● Exercise
From the listing that follows, extract every line and set it down unaltered.

● Input records

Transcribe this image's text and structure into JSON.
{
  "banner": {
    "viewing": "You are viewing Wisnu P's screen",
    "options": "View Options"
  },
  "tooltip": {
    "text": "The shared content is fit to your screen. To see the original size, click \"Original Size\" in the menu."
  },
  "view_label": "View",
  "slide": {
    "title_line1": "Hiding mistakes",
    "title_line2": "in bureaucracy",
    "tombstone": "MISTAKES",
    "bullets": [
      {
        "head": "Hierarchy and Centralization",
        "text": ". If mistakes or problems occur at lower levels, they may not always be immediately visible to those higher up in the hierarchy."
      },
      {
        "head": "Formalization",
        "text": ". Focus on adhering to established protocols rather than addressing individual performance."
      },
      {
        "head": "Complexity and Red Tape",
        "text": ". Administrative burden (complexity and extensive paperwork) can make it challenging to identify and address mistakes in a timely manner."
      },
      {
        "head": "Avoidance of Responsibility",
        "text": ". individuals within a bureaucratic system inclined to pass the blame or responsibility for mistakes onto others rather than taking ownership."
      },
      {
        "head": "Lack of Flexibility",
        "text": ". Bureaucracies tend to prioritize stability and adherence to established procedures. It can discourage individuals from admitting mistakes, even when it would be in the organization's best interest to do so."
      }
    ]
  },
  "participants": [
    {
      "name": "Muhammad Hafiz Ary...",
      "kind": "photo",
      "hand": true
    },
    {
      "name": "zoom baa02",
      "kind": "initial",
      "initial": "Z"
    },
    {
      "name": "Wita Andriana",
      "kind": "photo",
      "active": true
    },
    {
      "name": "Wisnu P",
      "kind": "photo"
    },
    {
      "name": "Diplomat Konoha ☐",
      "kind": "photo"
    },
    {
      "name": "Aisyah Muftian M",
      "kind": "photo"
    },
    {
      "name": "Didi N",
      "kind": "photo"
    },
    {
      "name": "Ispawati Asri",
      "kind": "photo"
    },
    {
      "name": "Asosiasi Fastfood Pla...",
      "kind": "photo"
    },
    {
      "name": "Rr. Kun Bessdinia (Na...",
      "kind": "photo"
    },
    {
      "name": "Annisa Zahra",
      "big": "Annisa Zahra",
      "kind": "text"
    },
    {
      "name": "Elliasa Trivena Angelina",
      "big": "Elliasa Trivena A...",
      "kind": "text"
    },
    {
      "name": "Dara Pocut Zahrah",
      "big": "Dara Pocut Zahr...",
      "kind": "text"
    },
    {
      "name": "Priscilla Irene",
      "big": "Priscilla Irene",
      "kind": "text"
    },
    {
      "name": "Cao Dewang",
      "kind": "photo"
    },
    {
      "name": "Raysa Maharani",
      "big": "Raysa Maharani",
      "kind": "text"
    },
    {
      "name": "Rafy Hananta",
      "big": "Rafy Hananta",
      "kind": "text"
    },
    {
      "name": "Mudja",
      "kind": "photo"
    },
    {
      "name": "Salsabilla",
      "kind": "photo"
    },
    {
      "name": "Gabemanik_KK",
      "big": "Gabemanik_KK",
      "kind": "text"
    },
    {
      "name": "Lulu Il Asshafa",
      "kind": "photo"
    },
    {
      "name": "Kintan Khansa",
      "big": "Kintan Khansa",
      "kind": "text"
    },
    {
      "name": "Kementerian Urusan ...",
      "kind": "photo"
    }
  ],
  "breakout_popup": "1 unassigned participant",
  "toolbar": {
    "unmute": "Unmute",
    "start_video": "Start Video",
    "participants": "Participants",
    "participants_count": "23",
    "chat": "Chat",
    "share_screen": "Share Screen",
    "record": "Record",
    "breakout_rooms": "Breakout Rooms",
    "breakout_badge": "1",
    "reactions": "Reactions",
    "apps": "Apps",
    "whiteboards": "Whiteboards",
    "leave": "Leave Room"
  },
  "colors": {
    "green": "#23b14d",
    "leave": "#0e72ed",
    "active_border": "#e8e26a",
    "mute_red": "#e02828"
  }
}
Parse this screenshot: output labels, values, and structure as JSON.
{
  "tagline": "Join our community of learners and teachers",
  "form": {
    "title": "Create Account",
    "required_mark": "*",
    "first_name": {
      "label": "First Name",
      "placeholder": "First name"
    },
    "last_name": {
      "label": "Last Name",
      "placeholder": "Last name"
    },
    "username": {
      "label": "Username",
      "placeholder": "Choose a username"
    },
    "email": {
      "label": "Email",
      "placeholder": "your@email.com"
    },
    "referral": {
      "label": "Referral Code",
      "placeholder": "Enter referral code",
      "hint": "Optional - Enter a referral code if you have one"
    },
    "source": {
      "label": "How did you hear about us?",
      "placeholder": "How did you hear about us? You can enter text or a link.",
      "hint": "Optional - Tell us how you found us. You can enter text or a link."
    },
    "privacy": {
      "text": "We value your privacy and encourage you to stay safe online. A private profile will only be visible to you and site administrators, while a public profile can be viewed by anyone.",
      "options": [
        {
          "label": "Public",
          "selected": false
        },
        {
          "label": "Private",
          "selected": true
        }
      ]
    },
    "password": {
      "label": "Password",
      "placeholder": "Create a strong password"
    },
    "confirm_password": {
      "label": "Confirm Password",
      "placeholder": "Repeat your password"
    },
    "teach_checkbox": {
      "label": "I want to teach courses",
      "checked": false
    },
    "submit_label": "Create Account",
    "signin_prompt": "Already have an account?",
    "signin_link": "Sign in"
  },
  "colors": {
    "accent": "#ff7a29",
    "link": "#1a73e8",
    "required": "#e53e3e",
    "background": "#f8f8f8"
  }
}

● Response
Transcribe this image's text and structure into JSON.
{
  "banner": {
    "viewing": "You are viewing Wisnu P's screen",
    "options": "View Options"
  },
  "tooltip": {
    "text": "The shared content is fit to your screen. To see the original size, click \"Original Size\" in the menu."
  },
  "view_label": "View",
  "slide": {
    "title_line1": "Hiding mistakes",
    "title_line2": "in bureaucracy",
    "tombstone": "MISTAKES",
    "bullets": [
      {
        "head": "Hierarchy and Centralization",
        "text": ". If mistakes or problems occur at lower levels, they may not always be immediately visible to those higher up in the hierarchy."
      },
      {
        "head": "Formalization",
        "text": ". Focus on adhering to established protocols rather than addressing individual performance."
      },
      {
        "head": "Complexity and Red Tape",
        "text": ". Administrative burden (complexity and extensive paperwork) can make it challenging to identify and address mistakes in a timely manner."
      },
      {
        "head": "Avoidance of Responsibility",
        "text": ". individuals within a bureaucratic system inclined to pass the blame or responsibility for mistakes onto others rather than taking ownership."
      },
      {
        "head": "Lack of Flexibility",
        "text": ". Bureaucracies tend to prioritize stability and adherence to established procedures. It can discourage individuals from admitting mistakes, even when it would be in the organization's best interest to do so."
      }
    ]
  },
  "participants": [
    {
      "name": "Muhammad Hafiz Ary...",
      "kind": "photo",
      "hand": true
    },
    {
      "name": "zoom baa02",
      "kind": "initial",
      "initial": "Z"
    },
    {
      "name": "Wita Andriana",
      "kind": "photo",
      "active": true
    },
    {
      "name": "Wisnu P",
      "kind": "photo"
    },
    {
      "name": "Diplomat Konoha ☐",
      "kind": "photo"
    },
    {
      "name": "Aisyah Muftian M",
      "kind": "photo"
    },
    {
      "name": "Didi N",
      "kind": "photo"
    },
    {
      "name": "Ispawati Asri",
      "kind": "photo"
    },
    {
      "name": "Asosiasi Fastfood Pla...",
      "kind": "photo"
    },
    {
      "name": "Rr. Kun Bessdinia (Na...",
      "kind": "photo"
    },
    {
      "name": "Annisa Zahra",
      "big": "Annisa Zahra",
      "kind": "text"
    },
    {
      "name": "Elliasa Trivena Angelina",
      "big": "Elliasa Trivena A...",
      "kind": "text"
    },
    {
      "name": "Dara Pocut Zahrah",
      "big": "Dara Pocut Zahr...",
      "kind": "text"
    },
    {
      "name": "Priscilla Irene",
      "big": "Priscilla Irene",
      "kind": "text"
    },
    {
      "name": "Cao Dewang",
      "kind": "photo"
    },
    {
      "name": "Raysa Maharani",
      "big": "Raysa Maharani",
      "kind": "text"
    },
    {
      "name": "Rafy Hananta",
      "big": "Rafy Hananta",
      "kind": "text"
    },
    {
      "name": "Mudja",
      "kind": "photo"
    },
    {
      "name": "Salsabilla",
      "kind": "photo"
    },
    {
      "name": "Gabemanik_KK",
      "big": "Gabemanik_KK",
      "kind": "text"
    },
    {
      "name": "Lulu Il Asshafa",
      "kind": "photo"
    },
    {
      "name": "Kintan Khansa",
      "big": "Kintan Khansa",
      "kind": "text"
    },
    {
      "name": "Kementerian Urusan ...",
      "kind": "photo"
    }
  ],
  "breakout_popup": "1 unassigned participant",
  "toolbar": {
    "unmute": "Unmute",
    "start_video": "Start Video",
    "participants": "Participants",
    "participants_count": "23",
    "chat": "Chat",
    "share_screen": "Share Screen",
    "record": "Record",
    "breakout_rooms": "Breakout Rooms",
    "breakout_badge": "1",
    "reactions": "Reactions",
    "apps": "Apps",
    "whiteboards": "Whiteboards",
    "leave": "Leave Room"
  },
  "colors": {
    "green": "#23b14d",
    "leave": "#0e72ed",
    "active_border": "#e8e26a",
    "mute_red": "#e02828"
  }
}
Parse this screenshot: output labels, values, and structure as JSON.
{
  "tagline": "Join our community of learners and teachers",
  "form": {
    "title": "Create Account",
    "required_mark": "*",
    "first_name": {
      "label": "First Name",
      "placeholder": "First name"
    },
    "last_name": {
      "label": "Last Name",
      "placeholder": "Last name"
    },
    "username": {
      "label": "Username",
      "placeholder": "Choose a username"
    },
    "email": {
      "label": "Email",
      "placeholder": "your@email.com"
    },
    "referral": {
      "label": "Referral Code",
      "placeholder": "Enter referral code",
      "hint": "Optional - Enter a referral code if you have one"
    },
    "source": {
      "label": "How did you hear about us?",
      "placeholder": "How did you hear about us? You can enter text or a link.",
      "hint": "Optional - Tell us how you found us. You can enter text or a link."
    },
    "privacy": {
      "text": "We value your privacy and encourage you to stay safe online. A private profile will only be visible to you and site administrators, while a public profile can be viewed by anyone.",
      "options": [
        {
          "label": "Public",
          "selected": false
        },
        {
          "label": "Private",
          "selected": true
        }
      ]
    },
    "password": {
      "label": "Password",
      "placeholder": "Create a strong password"
    },
    "confirm_password": {
      "label": "Confirm Password",
      "placeholder": "Repeat your password"
    },
    "teach_checkbox": {
      "label": "I want to teach courses",
      "checked": false
    },
    "submit_label": "Create Account",
    "signin_prompt": "Already have an account?",
    "signin_link": "Sign in"
  },
  "colors": {
    "accent": "#ff7a29",
    "link": "#1a73e8",
    "required": "#e53e3e",
    "background": "#f8f8f8"
  }
}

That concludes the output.